= INPUT ROWS =
+--

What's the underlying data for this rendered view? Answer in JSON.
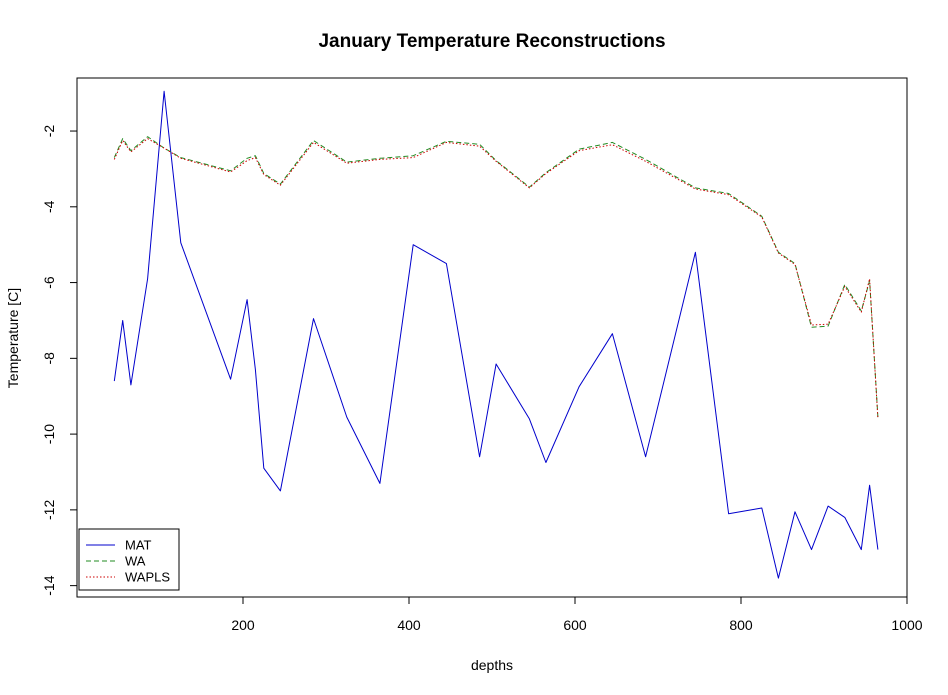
{
  "chart_data": {
    "type": "line",
    "title": "January Temperature Reconstructions",
    "xlabel": "depths",
    "ylabel": "Temperature [C]",
    "xlim": [
      0,
      1000
    ],
    "ylim": [
      -14.3,
      -0.6
    ],
    "xticks": [
      200,
      400,
      600,
      800,
      1000
    ],
    "yticks": [
      -2,
      -4,
      -6,
      -8,
      -10,
      -12,
      -14
    ],
    "legend_position": "bottom-left",
    "x": [
      45,
      55,
      65,
      85,
      105,
      125,
      185,
      205,
      215,
      225,
      245,
      285,
      325,
      365,
      405,
      445,
      485,
      505,
      545,
      565,
      605,
      645,
      685,
      745,
      785,
      825,
      845,
      865,
      885,
      905,
      925,
      945,
      955,
      965
    ],
    "series": [
      {
        "name": "MAT",
        "color": "#0000cc",
        "dash": "solid",
        "values": [
          -8.6,
          -7.0,
          -8.7,
          -5.9,
          -0.95,
          -4.95,
          -8.55,
          -6.45,
          -8.3,
          -10.9,
          -11.5,
          -6.95,
          -9.55,
          -11.3,
          -5.0,
          -5.5,
          -10.6,
          -8.15,
          -9.6,
          -10.75,
          -8.75,
          -7.35,
          -10.6,
          -5.2,
          -12.1,
          -11.95,
          -13.8,
          -12.05,
          -13.05,
          -11.9,
          -12.2,
          -13.05,
          -11.35,
          -13.05
        ]
      },
      {
        "name": "WA",
        "color": "#228b22",
        "dash": "dashed",
        "values": [
          -2.7,
          -2.2,
          -2.52,
          -2.15,
          -2.45,
          -2.7,
          -3.05,
          -2.72,
          -2.65,
          -3.12,
          -3.4,
          -2.25,
          -2.82,
          -2.72,
          -2.65,
          -2.27,
          -2.35,
          -2.78,
          -3.48,
          -3.1,
          -2.48,
          -2.3,
          -2.75,
          -3.5,
          -3.65,
          -4.25,
          -5.2,
          -5.5,
          -7.18,
          -7.15,
          -6.05,
          -6.75,
          -5.95,
          -9.55
        ]
      },
      {
        "name": "WAPLS",
        "color": "#cc0000",
        "dash": "dotted",
        "values": [
          -2.75,
          -2.25,
          -2.55,
          -2.2,
          -2.45,
          -2.72,
          -3.08,
          -2.78,
          -2.7,
          -3.15,
          -3.43,
          -2.3,
          -2.85,
          -2.75,
          -2.7,
          -2.3,
          -2.4,
          -2.8,
          -3.5,
          -3.12,
          -2.52,
          -2.36,
          -2.8,
          -3.53,
          -3.68,
          -4.27,
          -5.22,
          -5.52,
          -7.12,
          -7.1,
          -6.1,
          -6.78,
          -5.9,
          -9.6
        ]
      }
    ]
  }
}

+--

= TASK TO CARRY OUT =
Determine the number of lines where the string "Temperature" occurs, and give that number only.

= FINAL RESULT =
2